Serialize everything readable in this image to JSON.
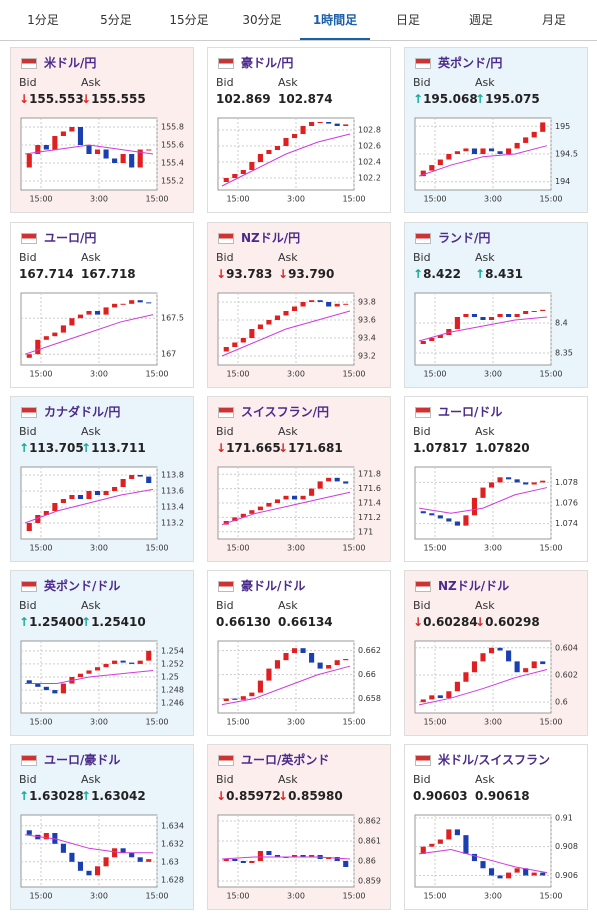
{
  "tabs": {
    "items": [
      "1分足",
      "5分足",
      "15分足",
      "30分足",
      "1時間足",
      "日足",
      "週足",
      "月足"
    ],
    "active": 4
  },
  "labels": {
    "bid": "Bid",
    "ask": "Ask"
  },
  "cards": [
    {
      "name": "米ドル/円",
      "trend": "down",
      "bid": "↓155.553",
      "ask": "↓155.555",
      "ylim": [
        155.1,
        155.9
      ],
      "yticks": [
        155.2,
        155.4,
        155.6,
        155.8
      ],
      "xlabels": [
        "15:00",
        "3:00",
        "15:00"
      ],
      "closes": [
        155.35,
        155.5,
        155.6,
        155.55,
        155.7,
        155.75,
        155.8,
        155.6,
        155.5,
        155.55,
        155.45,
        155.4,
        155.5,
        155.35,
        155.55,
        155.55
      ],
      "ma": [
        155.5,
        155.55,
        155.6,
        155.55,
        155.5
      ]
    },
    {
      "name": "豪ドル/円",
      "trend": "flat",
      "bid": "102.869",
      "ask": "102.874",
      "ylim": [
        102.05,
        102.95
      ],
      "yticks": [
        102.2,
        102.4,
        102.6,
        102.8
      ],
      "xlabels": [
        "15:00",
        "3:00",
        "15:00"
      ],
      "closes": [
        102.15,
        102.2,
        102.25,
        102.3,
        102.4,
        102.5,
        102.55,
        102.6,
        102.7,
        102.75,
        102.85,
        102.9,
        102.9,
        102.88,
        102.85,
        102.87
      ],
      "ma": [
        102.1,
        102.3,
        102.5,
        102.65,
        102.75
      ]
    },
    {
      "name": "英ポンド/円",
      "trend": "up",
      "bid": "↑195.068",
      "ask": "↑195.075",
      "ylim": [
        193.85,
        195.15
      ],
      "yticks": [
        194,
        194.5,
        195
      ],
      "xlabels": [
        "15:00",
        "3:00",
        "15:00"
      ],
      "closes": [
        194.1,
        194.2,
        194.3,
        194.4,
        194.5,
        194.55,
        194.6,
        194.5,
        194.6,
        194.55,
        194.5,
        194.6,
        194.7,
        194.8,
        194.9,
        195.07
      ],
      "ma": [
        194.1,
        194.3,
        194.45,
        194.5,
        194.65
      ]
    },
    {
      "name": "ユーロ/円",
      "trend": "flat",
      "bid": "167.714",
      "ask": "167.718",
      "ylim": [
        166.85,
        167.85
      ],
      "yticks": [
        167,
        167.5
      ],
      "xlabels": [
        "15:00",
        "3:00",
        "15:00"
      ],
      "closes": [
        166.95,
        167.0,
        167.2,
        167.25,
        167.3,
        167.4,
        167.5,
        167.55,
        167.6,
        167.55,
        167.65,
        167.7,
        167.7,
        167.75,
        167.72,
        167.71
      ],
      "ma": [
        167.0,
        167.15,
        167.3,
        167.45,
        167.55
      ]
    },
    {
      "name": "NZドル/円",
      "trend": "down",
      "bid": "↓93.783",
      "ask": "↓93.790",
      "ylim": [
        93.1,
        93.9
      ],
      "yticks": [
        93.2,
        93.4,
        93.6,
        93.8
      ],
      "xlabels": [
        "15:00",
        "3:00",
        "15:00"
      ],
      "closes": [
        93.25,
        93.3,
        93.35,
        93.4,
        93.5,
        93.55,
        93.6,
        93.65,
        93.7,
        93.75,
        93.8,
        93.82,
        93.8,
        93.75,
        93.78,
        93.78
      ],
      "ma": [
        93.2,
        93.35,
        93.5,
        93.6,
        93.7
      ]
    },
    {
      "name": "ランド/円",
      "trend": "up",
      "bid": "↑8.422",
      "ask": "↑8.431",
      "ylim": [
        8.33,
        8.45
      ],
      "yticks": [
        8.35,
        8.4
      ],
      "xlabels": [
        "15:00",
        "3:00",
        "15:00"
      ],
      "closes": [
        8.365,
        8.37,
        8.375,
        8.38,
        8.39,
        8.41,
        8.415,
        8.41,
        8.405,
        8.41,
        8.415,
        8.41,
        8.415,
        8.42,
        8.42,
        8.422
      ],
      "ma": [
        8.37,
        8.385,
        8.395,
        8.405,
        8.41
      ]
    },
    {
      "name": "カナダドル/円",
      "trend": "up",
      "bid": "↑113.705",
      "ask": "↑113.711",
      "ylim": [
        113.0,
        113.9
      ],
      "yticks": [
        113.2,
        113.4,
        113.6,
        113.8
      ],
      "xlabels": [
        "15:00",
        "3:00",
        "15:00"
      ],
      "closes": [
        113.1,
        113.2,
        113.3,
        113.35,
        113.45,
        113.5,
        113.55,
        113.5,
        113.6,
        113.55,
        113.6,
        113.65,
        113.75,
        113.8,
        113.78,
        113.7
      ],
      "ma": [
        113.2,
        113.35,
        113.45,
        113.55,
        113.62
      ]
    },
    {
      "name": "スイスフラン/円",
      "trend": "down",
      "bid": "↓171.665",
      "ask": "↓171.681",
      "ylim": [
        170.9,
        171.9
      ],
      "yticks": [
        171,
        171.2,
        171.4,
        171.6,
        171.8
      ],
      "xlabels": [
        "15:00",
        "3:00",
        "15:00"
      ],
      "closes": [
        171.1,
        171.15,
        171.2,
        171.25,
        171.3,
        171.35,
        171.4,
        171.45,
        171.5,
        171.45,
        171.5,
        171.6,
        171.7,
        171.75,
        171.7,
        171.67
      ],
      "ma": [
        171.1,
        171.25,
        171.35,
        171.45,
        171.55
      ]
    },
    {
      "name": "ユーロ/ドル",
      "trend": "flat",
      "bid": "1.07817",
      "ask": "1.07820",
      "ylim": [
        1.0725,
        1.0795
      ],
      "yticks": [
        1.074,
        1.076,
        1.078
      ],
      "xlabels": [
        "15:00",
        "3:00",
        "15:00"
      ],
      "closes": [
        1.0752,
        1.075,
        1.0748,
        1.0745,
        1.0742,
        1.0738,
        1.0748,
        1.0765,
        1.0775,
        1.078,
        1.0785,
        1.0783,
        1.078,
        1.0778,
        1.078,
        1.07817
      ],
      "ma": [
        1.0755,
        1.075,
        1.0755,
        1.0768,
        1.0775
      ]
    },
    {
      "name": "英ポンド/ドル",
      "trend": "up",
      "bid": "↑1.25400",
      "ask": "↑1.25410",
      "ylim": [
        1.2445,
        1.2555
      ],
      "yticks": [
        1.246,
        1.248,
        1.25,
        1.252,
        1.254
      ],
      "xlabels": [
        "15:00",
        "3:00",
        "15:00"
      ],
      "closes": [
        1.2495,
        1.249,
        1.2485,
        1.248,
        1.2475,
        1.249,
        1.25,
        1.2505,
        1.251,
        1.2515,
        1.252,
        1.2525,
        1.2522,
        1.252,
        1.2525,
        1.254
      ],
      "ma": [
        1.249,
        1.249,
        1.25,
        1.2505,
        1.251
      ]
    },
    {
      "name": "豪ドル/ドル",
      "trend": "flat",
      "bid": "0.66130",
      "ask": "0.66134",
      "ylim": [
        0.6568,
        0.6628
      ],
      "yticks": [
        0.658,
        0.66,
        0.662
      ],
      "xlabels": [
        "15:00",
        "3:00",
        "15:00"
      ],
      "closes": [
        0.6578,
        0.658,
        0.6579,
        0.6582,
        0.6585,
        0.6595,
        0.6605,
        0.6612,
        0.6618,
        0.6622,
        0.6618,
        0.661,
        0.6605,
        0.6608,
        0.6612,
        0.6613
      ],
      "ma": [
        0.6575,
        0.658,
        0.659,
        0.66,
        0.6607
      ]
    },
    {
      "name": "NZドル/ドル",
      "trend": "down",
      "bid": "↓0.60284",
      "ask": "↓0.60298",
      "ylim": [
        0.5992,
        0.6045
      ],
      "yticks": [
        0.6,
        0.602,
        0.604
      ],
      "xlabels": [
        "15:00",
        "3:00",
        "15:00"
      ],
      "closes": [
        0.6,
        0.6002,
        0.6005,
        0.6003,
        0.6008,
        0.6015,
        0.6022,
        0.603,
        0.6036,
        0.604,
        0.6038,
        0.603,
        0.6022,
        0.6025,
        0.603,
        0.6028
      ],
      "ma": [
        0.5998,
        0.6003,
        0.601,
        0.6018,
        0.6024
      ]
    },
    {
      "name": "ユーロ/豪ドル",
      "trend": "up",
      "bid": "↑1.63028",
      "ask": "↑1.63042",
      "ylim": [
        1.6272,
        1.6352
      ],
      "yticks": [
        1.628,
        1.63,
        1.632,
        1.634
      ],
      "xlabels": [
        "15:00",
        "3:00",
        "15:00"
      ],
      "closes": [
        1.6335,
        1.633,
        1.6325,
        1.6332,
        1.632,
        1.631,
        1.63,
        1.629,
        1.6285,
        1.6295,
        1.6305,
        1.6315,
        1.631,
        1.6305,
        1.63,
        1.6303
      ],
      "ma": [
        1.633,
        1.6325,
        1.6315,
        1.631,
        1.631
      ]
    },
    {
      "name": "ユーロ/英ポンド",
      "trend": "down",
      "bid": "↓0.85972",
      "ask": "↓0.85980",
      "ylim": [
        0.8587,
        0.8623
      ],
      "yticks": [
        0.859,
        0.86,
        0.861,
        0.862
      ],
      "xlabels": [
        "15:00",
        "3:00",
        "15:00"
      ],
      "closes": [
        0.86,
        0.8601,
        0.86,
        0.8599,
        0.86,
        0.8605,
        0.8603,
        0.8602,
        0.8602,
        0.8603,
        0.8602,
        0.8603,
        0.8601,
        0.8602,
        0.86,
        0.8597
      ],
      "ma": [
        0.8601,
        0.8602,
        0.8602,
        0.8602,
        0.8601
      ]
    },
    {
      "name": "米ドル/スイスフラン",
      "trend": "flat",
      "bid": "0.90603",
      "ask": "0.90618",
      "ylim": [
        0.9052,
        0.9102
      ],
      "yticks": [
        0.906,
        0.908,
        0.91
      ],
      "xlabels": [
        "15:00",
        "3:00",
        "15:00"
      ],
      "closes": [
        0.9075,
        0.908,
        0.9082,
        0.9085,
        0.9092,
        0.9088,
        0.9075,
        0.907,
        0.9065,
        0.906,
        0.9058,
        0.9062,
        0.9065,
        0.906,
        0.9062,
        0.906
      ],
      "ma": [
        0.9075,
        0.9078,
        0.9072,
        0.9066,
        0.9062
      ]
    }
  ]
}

--

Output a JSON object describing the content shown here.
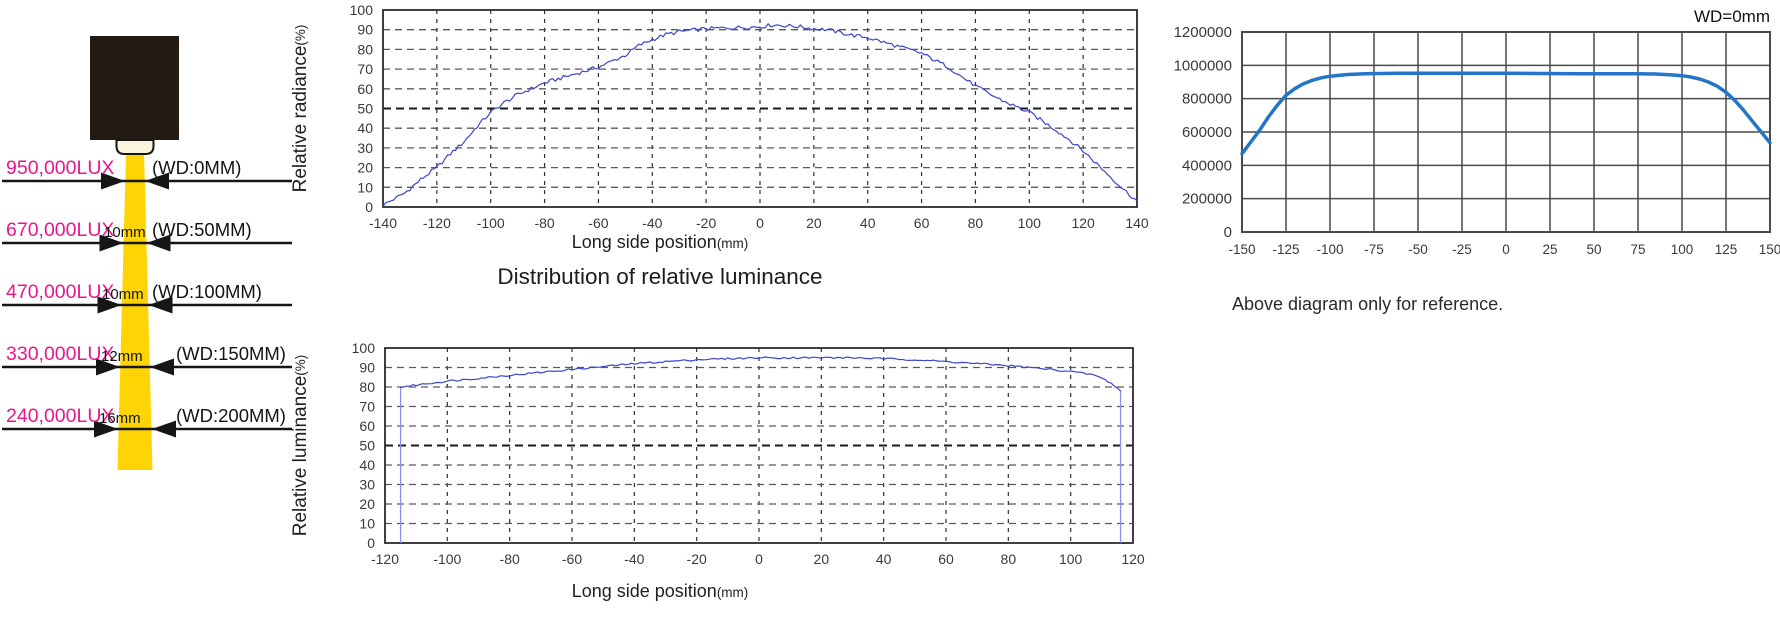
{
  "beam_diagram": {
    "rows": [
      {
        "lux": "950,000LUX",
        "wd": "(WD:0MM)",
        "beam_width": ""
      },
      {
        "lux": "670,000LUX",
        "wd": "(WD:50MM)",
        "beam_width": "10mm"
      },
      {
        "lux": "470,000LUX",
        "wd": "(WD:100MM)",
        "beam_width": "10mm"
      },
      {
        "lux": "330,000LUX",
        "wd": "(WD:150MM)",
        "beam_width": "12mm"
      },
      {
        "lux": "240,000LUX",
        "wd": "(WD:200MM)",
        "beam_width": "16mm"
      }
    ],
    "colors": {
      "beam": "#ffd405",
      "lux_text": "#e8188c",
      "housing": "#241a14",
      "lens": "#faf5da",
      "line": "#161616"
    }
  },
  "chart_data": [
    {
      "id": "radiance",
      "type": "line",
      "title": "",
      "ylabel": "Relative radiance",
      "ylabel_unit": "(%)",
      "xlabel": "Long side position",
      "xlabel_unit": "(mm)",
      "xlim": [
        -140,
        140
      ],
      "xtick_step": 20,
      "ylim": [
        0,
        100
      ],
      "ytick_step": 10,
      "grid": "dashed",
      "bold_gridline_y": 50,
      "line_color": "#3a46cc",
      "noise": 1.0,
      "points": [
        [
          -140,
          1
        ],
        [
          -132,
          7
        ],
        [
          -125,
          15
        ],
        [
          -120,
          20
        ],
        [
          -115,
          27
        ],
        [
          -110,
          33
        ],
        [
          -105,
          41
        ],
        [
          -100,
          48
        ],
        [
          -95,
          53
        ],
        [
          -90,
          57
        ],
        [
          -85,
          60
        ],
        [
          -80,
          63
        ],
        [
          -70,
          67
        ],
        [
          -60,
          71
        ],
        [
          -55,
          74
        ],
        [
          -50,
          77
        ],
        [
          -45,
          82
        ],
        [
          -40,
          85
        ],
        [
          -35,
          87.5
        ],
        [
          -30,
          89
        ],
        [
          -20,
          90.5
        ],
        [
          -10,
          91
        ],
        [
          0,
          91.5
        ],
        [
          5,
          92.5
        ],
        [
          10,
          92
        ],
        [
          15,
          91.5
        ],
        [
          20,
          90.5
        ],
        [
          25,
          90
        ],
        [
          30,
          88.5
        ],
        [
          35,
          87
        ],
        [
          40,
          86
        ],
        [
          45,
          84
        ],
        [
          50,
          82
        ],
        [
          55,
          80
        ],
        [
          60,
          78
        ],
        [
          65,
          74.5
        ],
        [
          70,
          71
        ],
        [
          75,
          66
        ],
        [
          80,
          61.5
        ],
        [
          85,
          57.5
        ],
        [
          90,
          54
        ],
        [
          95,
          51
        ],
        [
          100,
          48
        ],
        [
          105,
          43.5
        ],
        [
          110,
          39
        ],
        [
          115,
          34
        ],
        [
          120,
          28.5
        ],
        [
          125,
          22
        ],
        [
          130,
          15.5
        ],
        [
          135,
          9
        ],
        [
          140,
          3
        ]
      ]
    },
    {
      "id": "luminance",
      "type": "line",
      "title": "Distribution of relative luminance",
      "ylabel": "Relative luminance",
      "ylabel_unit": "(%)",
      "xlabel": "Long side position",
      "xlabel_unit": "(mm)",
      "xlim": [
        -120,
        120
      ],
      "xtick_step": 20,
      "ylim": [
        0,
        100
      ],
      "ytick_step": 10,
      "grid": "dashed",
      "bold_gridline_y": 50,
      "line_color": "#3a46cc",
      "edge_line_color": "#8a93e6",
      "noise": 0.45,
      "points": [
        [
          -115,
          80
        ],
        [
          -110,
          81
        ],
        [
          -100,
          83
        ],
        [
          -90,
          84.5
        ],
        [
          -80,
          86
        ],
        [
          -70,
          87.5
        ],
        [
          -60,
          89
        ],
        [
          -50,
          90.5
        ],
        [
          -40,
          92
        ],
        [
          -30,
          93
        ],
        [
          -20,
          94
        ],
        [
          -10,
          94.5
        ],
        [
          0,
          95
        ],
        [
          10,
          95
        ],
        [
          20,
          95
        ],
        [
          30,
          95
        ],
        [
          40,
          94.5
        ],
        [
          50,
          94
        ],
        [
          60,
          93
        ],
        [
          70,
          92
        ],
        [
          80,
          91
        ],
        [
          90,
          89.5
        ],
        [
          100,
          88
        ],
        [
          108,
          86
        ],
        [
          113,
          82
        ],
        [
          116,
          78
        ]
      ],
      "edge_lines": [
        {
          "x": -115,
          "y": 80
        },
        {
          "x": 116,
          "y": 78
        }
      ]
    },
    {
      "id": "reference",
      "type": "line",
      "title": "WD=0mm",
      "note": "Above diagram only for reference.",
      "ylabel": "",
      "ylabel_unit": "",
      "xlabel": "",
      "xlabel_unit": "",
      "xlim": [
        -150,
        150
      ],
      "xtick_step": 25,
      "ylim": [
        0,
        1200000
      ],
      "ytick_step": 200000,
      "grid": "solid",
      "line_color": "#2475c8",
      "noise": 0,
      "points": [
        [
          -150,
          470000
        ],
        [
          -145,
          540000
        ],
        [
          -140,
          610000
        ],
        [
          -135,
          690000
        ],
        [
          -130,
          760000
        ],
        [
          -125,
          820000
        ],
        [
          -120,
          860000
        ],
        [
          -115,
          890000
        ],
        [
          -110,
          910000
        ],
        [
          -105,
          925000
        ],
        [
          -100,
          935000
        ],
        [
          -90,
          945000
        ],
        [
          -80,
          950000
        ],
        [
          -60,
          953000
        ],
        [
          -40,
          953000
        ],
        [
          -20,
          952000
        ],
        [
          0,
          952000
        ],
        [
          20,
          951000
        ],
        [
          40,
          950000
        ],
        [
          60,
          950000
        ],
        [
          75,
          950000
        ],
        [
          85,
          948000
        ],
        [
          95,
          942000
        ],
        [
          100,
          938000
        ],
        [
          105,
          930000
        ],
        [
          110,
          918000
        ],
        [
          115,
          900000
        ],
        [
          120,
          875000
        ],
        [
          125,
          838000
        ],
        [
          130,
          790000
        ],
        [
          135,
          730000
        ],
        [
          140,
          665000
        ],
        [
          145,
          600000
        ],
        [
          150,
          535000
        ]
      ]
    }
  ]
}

Required task »
Select every line where the word "luminance" occurs.

Exercise result »
      "id": "luminance",
      "title": "Distribution of relative luminance",
      "ylabel": "Relative luminance",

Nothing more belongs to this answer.